GIVEN REQUEST
Each line below should be retyped exactly, with no pictures.

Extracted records
========================

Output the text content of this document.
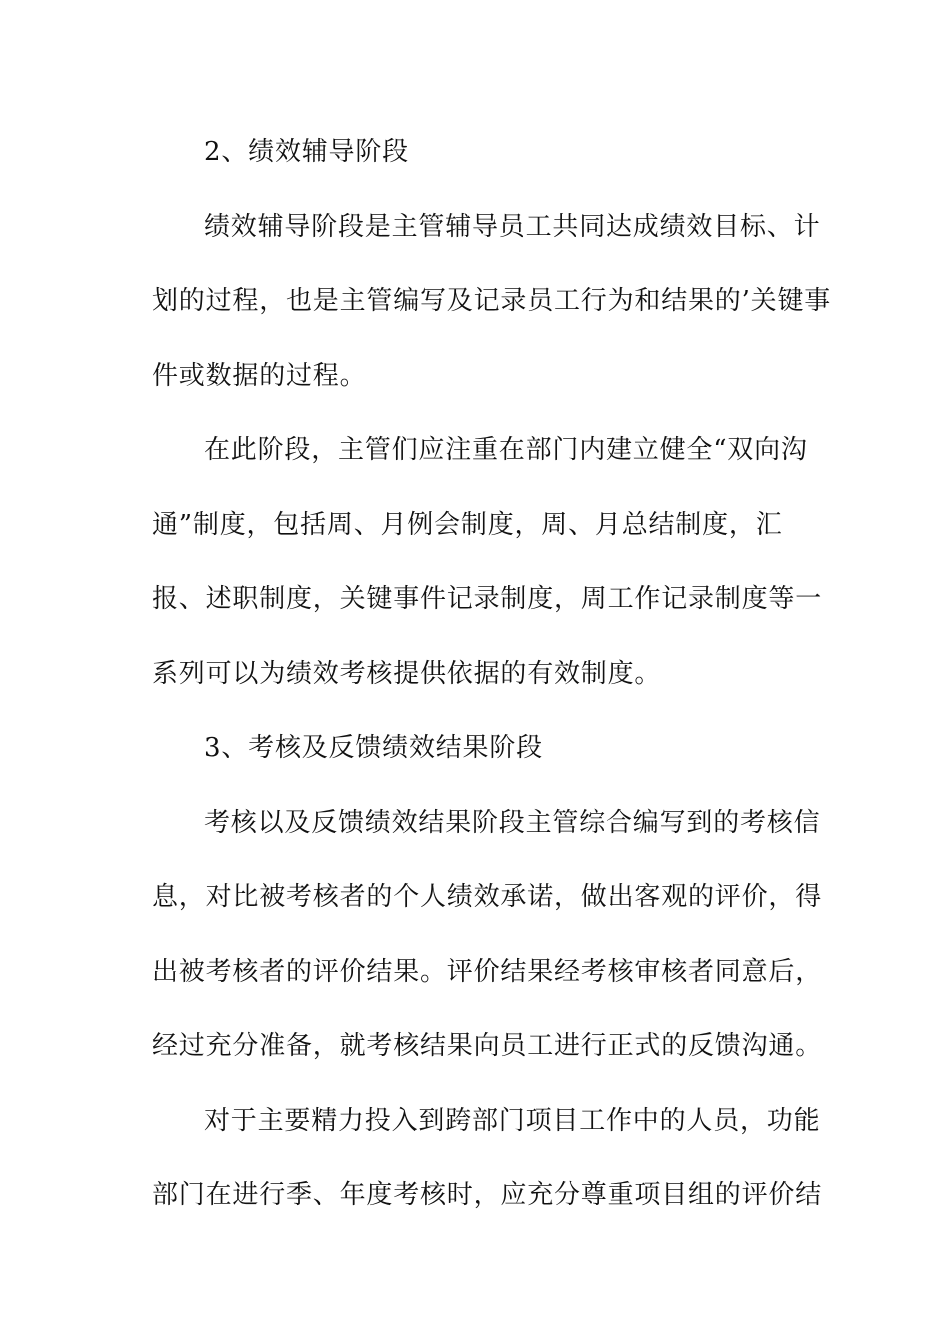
2、绩效辅导阶段
绩效辅导阶段是主管辅导员工共同达成绩效目标、计
划的过程，也是主管编写及记录员工行为和结果的’关键事
件或数据的过程。
在此阶段，主管们应注重在部门内建立健全“双向沟
通”制度，包括周、月例会制度，周、月总结制度，汇
报、述职制度，关键事件记录制度，周工作记录制度等一
系列可以为绩效考核提供依据的有效制度。
3、考核及反馈绩效结果阶段
考核以及反馈绩效结果阶段主管综合编写到的考核信
息，对比被考核者的个人绩效承诺，做出客观的评价，得
出被考核者的评价结果。评价结果经考核审核者同意后，
经过充分准备，就考核结果向员工进行正式的反馈沟通。
对于主要精力投入到跨部门项目工作中的人员，功能
部门在进行季、年度考核时，应充分尊重项目组的评价结
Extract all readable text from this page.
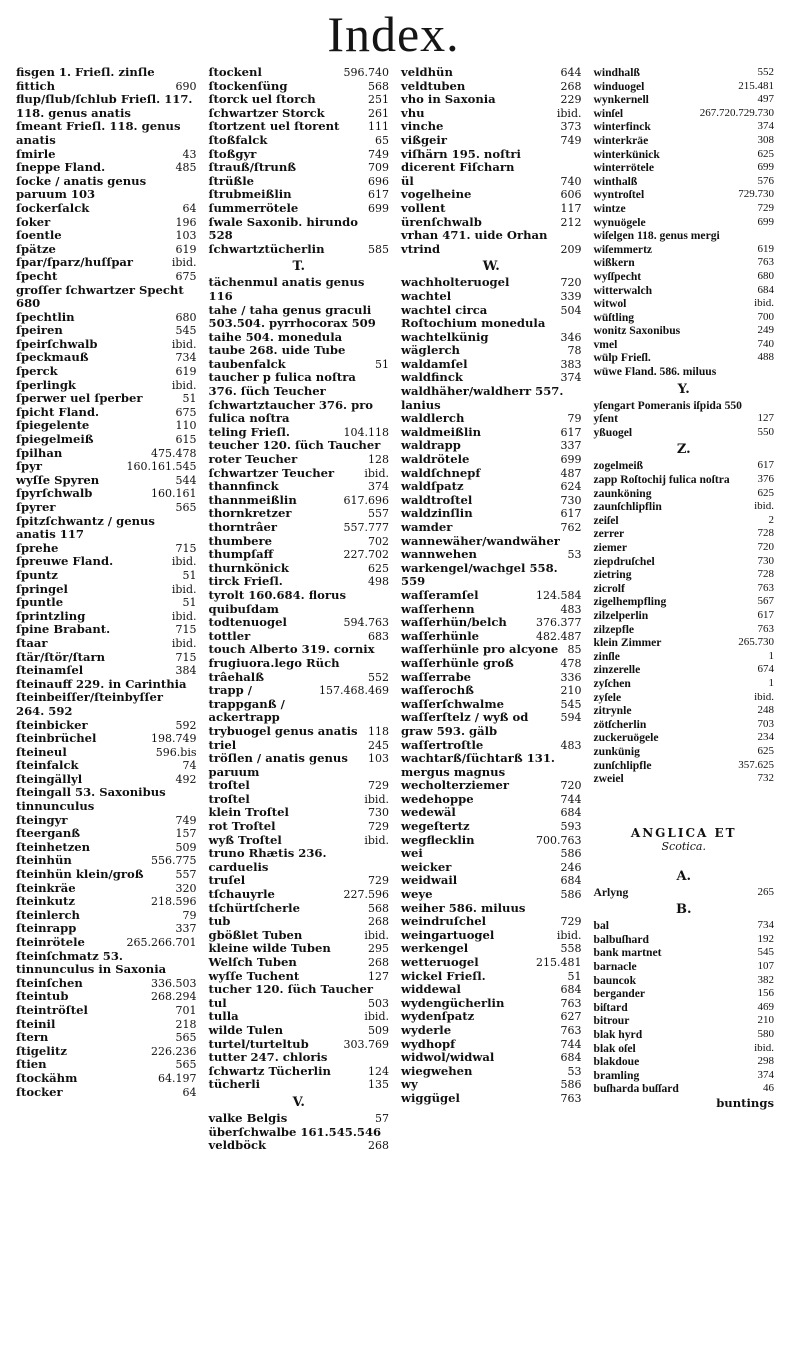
Index.
fisgen 1. Frieſl. zinſle
fittich	690
flup/ſlub/ſchlub Frieſl. 117. 118. genus anatis
ſmeant Frieſl. 118. genus anatis
ſmirle	43
ſneppe Fland.	485
ſocke / anatis genus paruum 103
ſockerſalck	64
ſoker	196
ſoentle	103
ſpätze	619
ſpar/ſparz/huſſpar	ibid.
ſpecht	675
groſſer ſchwartzer Specht 680
ſpechtlin	680
ſpeiren	545
ſpeirſchwalb	ibid.
ſpeckmauß	734
ſperck	619
ſperlingk	ibid.
ſperwer uel ſperber	51
ſpicht Fland.	675
ſpiegelente	110
ſpiegelmeiß	615
ſpilhan	475.478
ſpyr	160.161.545
wyſſe Spyren	544
ſpyrſchwalb	160.161
ſpyrer	565
ſpitzſchwantz / genus anatis 117
ſprehe	715
ſpreuwe Fland.	ibid.
ſpuntz	51
ſpringel	ibid.
ſpuntle	51
ſprintzling	ibid.
ſpine Brabant.	715
ſtaar	ibid.
ſtär/ſtör/ſtarn	715
ſteinamſel	384
ſteinauff 229. in Carinthia
ſteinbeiſſer/ſteinbyſſer 264. 592
ſteinbicker	592
ſteinbrüchel	198.749
ſteineul	596.bis
ſteinfalck	74
ſteingällyl	492
ſteingall 53. Saxonibus tinnunculus
ſteingyr	749
ſteerganß	157
ſteinhetzen	509
ſteinhün	556.775
ſteinhün klein/groß	557
ſteinkräe	320
ſteinkutz	218.596
ſteinlerch	79
ſteinrapp	337
ſteinrötele	265.266.701
ſteinſchmatz 53. tinnunculus in Saxonia
ſteinſchen	336.503
ſteintub	268.294
ſteintröſtel	701
ſteinil	218
ſtern	565
ſtigelitz	226.236
ſtien	565
ſtockähm	64.197
ſtocker	64
ſtockenl	596.740
ſtockenſüng	568
ſtorck uel ſtorch	251
ſchwartzer Storck	261
ſtortzent uel ſtorent	111
ſtoßfalck	65
ſtoßgyr	749
ſtrauß/ſtrunß	709
ſtrüßle	696
ſtrubmeißlin	617
ſummerrötele	699
ſwale Saxonib. hirundo 528
ſchwartztücherlin	585
T.
tächenmul anatis genus 116
tahe / taha genus graculi 503.504. pyrrhocorax 509
taihe 504. monedula
taube 268. uide Tube
taubenfalck	51
taucher p fulica noſtra 376. ſüch Teucher
ſchwartztaucher 376. pro fulica noſtra
teling Frieſl.	104.118
teucher 120. ſüch Taucher
roter Teucher	128
ſchwartzer Teucher	ibid.
thannfinck	374
thannmeißlin	617.696
thornkretzer	557
thorntrâer	557.777
thumbere	702
thumpſaff	227.702
thurnkönick	625
tirck Frieſl.	498
tyrolt 160.684. florus quibuſdam
todtenuogel	594.763
tottler	683
touch Alberto 319. cornix frugiuora.lego Rüch
trâehalß	552
trapp / trappganß / ackertrapp
157.468.469
trybuogel genus anatis 118
triel	245
tröſlen / anatis genus paruum
103
troſtel	729
troſtel	ibid.
klein Troſtel	730
rot Troſtel	729
wyß Troſtel	ibid.
truno Rhætis 236. carduelis
truſel	729
tſchauyrle	227.596
tſchürtſcherle	568
tub	268
gbößlet Tuben	ibid.
kleine wilde Tuben	295
Welſch Tuben	268
wyſſe Tuchent	127
tucher 120. ſüch Taucher
tul	503
tulla	ibid.
wilde Tulen	509
turtel/turteltub	303.769
tutter 247. chloris
ſchwartz Tücherlin	124
tücherli	135
V.
valke Belgis	57
überſchwalbe 161.545.546
veldböck	268
veldhün	644
veldtuben	268
vho in Saxonia	229
vhu	ibid.
vinche	373
vißgeir	749
viſhärn 195. noſtri dicerent Fiſcharn
ül	740
vogelheine	606
vollent	117
ürenſchwalb	212
vrhan 471. uide Orhan
vtrind	209
W.
wachholteruogel	720
wachtel	339
wachtel circa Roſtochium monedula
504
wachtelkünig	346
wäglerch	78
waldamſel	383
waldfinck	374
waldhäher/waldherr 557. lanius
waldlerch	79
waldmeißlin	617
waldrapp	337
waldrötele	699
waldſchnepf	487
waldſpatz	624
waldtroſtel	730
waldzinſlin	617
wamder	762
wannewäher/wandwäher
wannwehen	53
warkengel/wachgel 558. 559
waſſeramſel	124.584
waſſerhenn	483
waſſerhün/belch	376.377
waſſerhünle	482.487
waſſerhünle pro alcyone 85
waſſerhünle groß	478
waſſerrabe	336
waſſerochß	210
waſſerſchwalme	545
waſſerſtelz / wyß od graw 593. gälb
594
waſſertroſtle	483
wachtarß/ſüchtarß 131. mergus magnus
wecholterziemer	720
wedehoppe	744
wedewäl	684
wegeſtertz	593
wegflecklin	700.763
wei	586
weicker	246
weidwail	684
weye	586
weiher 586. miluus
weindruſchel	729
weingartuogel	ibid.
werkengel	558
wetteruogel	215.481
wickel Frieſl.	51
widdewal	684
wydengücherlin	763
wydenſpatz	627
wyderle	763
wydhopf	744
widwol/widwal	684
wiegwehen	53
wy	586
wiggügel	763
windhalß	552
winduogel	215.481
wynkernell	497
winſel	267.720.729.730
winterfinck	374
winterkräe	308
winterkünick	625
winterrötele	699
winthalß	576
wyntroſtel	729.730
wintze	729
wynuögele	699
wiſelgen 118. genus mergi
wiſemmertz	619
wißkern	763
wyſſpecht	680
witterwalch	684
witwol	ibid.
wüſtling	700
wonitz Saxonibus	249
vmel	740
wülp Frieſl.	488
wüwe Fland. 586. miluus
Y.
yſengart Pomeranis iſpida 550
yſent	127
yßuogel	550
Z.
zogelmeiß	617
zapp Roſtochij fulica noſtra	376
zaunköning	625
zaunſchlipflin	ibid.
zeiſel	2
zerrer	728
ziemer	720
ziepdruſchel	730
zietring	728
zicrolf	763
zigelhempfling	567
zilzelperlin	617
zilzepfle	763
klein Zimmer	265.730
zinſle	1
zinzerelle	674
zyſchen	1
zyſele	ibid.
zitrynle	248
zötſcherlin	703
zuckeruögele	234
zunkünig	625
zunſchlipfle	357.625
zweiel	732
ANGLICA ET
Scotica.
A.
Arlyng	265
B.
bal	734
balbuſhard	192
bank martnet	545
barnacle	107
bauncok	382
bergander	156
biſtard	469
bitrour	210
blak hyrd	580
blak oſel	ibid.
blakdoue	298
bramling	374
buſharda buſſard	46
buntings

========================

SOLUTION
Output the text content of this document.
2、绩效辅导阶段
绩效辅导阶段是主管辅导员工共同达成绩效目标、计
划的过程，也是主管编写及记录员工行为和结果的’关键事
件或数据的过程。
在此阶段，主管们应注重在部门内建立健全“双向沟
通”制度，包括周、月例会制度，周、月总结制度，汇
报、述职制度，关键事件记录制度，周工作记录制度等一
系列可以为绩效考核提供依据的有效制度。
3、考核及反馈绩效结果阶段
考核以及反馈绩效结果阶段主管综合编写到的考核信
息，对比被考核者的个人绩效承诺，做出客观的评价，得
出被考核者的评价结果。评价结果经考核审核者同意后，
经过充分准备，就考核结果向员工进行正式的反馈沟通。
对于主要精力投入到跨部门项目工作中的人员，功能
部门在进行季、年度考核时，应充分尊重项目组的评价结
Extract all readable text from this page.
Index.
fisgen 1. Frieſl. zinſle
fittich	690
flup/ſlub/ſchlub Frieſl. 117. 118. genus anatis
ſmeant Frieſl. 118. genus anatis
ſmirle	43
ſneppe Fland.	485
ſocke / anatis genus paruum 103
ſockerſalck	64
ſoker	196
ſoentle	103
ſpätze	619
ſpar/ſparz/huſſpar	ibid.
ſpecht	675
groſſer ſchwartzer Specht 680
ſpechtlin	680
ſpeiren	545
ſpeirſchwalb	ibid.
ſpeckmauß	734
ſperck	619
ſperlingk	ibid.
ſperwer uel ſperber	51
ſpicht Fland.	675
ſpiegelente	110
ſpiegelmeiß	615
ſpilhan	475.478
ſpyr	160.161.545
wyſſe Spyren	544
ſpyrſchwalb	160.161
ſpyrer	565
ſpitzſchwantz / genus anatis 117
ſprehe	715
ſpreuwe Fland.	ibid.
ſpuntz	51
ſpringel	ibid.
ſpuntle	51
ſprintzling	ibid.
ſpine Brabant.	715
ſtaar	ibid.
ſtär/ſtör/ſtarn	715
ſteinamſel	384
ſteinauff 229. in Carinthia
ſteinbeiſſer/ſteinbyſſer 264. 592
ſteinbicker	592
ſteinbrüchel	198.749
ſteineul	596.bis
ſteinfalck	74
ſteingällyl	492
ſteingall 53. Saxonibus tinnunculus
ſteingyr	749
ſteerganß	157
ſteinhetzen	509
ſteinhün	556.775
ſteinhün klein/groß	557
ſteinkräe	320
ſteinkutz	218.596
ſteinlerch	79
ſteinrapp	337
ſteinrötele	265.266.701
ſteinſchmatz 53. tinnunculus in Saxonia
ſteinſchen	336.503
ſteintub	268.294
ſteintröſtel	701
ſteinil	218
ſtern	565
ſtigelitz	226.236
ſtien	565
ſtockähm	64.197
ſtocker	64
ſtockenl	596.740
ſtockenſüng	568
ſtorck uel ſtorch	251
ſchwartzer Storck	261
ſtortzent uel ſtorent	111
ſtoßfalck	65
ſtoßgyr	749
ſtrauß/ſtrunß	709
ſtrüßle	696
ſtrubmeißlin	617
ſummerrötele	699
ſwale Saxonib. hirundo 528
ſchwartztücherlin	585
T.
tächenmul anatis genus 116
tahe / taha genus graculi 503.504. pyrrhocorax 509
taihe 504. monedula
taube 268. uide Tube
taubenfalck	51
taucher p fulica noſtra 376. ſüch Teucher
ſchwartztaucher 376. pro fulica noſtra
teling Frieſl.	104.118
teucher 120. ſüch Taucher
roter Teucher	128
ſchwartzer Teucher	ibid.
thannfinck	374
thannmeißlin	617.696
thornkretzer	557
thorntrâer	557.777
thumbere	702
thumpſaff	227.702
thurnkönick	625
tirck Frieſl.	498
tyrolt 160.684. florus quibuſdam
todtenuogel	594.763
tottler	683
touch Alberto 319. cornix frugiuora.lego Rüch
trâehalß	552
trapp / trappganß / ackertrapp
157.468.469
trybuogel genus anatis 118
triel	245
tröſlen / anatis genus paruum
103
troſtel	729
troſtel	ibid.
klein Troſtel	730
rot Troſtel	729
wyß Troſtel	ibid.
truno Rhætis 236. carduelis
truſel	729
tſchauyrle	227.596
tſchürtſcherle	568
tub	268
gbößlet Tuben	ibid.
kleine wilde Tuben	295
Welſch Tuben	268
wyſſe Tuchent	127
tucher 120. ſüch Taucher
tul	503
tulla	ibid.
wilde Tulen	509
turtel/turteltub	303.769
tutter 247. chloris
ſchwartz Tücherlin	124
tücherli	135
V.
valke Belgis	57
überſchwalbe 161.545.546
veldböck	268
veldhün	644
veldtuben	268
vho in Saxonia	229
vhu	ibid.
vinche	373
vißgeir	749
viſhärn 195. noſtri dicerent Fiſcharn
ül	740
vogelheine	606
vollent	117
ürenſchwalb	212
vrhan 471. uide Orhan
vtrind	209
W.
wachholteruogel	720
wachtel	339
wachtel circa Roſtochium monedula
504
wachtelkünig	346
wäglerch	78
waldamſel	383
waldfinck	374
waldhäher/waldherr 557. lanius
waldlerch	79
waldmeißlin	617
waldrapp	337
waldrötele	699
waldſchnepf	487
waldſpatz	624
waldtroſtel	730
waldzinſlin	617
wamder	762
wannewäher/wandwäher
wannwehen	53
warkengel/wachgel 558. 559
waſſeramſel	124.584
waſſerhenn	483
waſſerhün/belch	376.377
waſſerhünle	482.487
waſſerhünle pro alcyone 85
waſſerhünle groß	478
waſſerrabe	336
waſſerochß	210
waſſerſchwalme	545
waſſerſtelz / wyß od graw 593. gälb
594
waſſertroſtle	483
wachtarß/ſüchtarß 131. mergus magnus
wecholterziemer	720
wedehoppe	744
wedewäl	684
wegeſtertz	593
wegflecklin	700.763
wei	586
weicker	246
weidwail	684
weye	586
weiher 586. miluus
weindruſchel	729
weingartuogel	ibid.
werkengel	558
wetteruogel	215.481
wickel Frieſl.	51
widdewal	684
wydengücherlin	763
wydenſpatz	627
wyderle	763
wydhopf	744
widwol/widwal	684
wiegwehen	53
wy	586
wiggügel	763
windhalß	552
winduogel	215.481
wynkernell	497
winſel	267.720.729.730
winterfinck	374
winterkräe	308
winterkünick	625
winterrötele	699
winthalß	576
wyntroſtel	729.730
wintze	729
wynuögele	699
wiſelgen 118. genus mergi
wiſemmertz	619
wißkern	763
wyſſpecht	680
witterwalch	684
witwol	ibid.
wüſtling	700
wonitz Saxonibus	249
vmel	740
wülp Frieſl.	488
wüwe Fland. 586. miluus
Y.
yſengart Pomeranis iſpida 550
yſent	127
yßuogel	550
Z.
zogelmeiß	617
zapp Roſtochij fulica noſtra	376
zaunköning	625
zaunſchlipflin	ibid.
zeiſel	2
zerrer	728
ziemer	720
ziepdruſchel	730
zietring	728
zicrolf	763
zigelhempfling	567
zilzelperlin	617
zilzepfle	763
klein Zimmer	265.730
zinſle	1
zinzerelle	674
zyſchen	1
zyſele	ibid.
zitrynle	248
zötſcherlin	703
zuckeruögele	234
zunkünig	625
zunſchlipfle	357.625
zweiel	732
ANGLICA ET
Scotica.
A.
Arlyng	265
B.
bal	734
balbuſhard	192
bank martnet	545
barnacle	107
bauncok	382
bergander	156
biſtard	469
bitrour	210
blak hyrd	580
blak oſel	ibid.
blakdoue	298
bramling	374
buſharda buſſard	46
buntings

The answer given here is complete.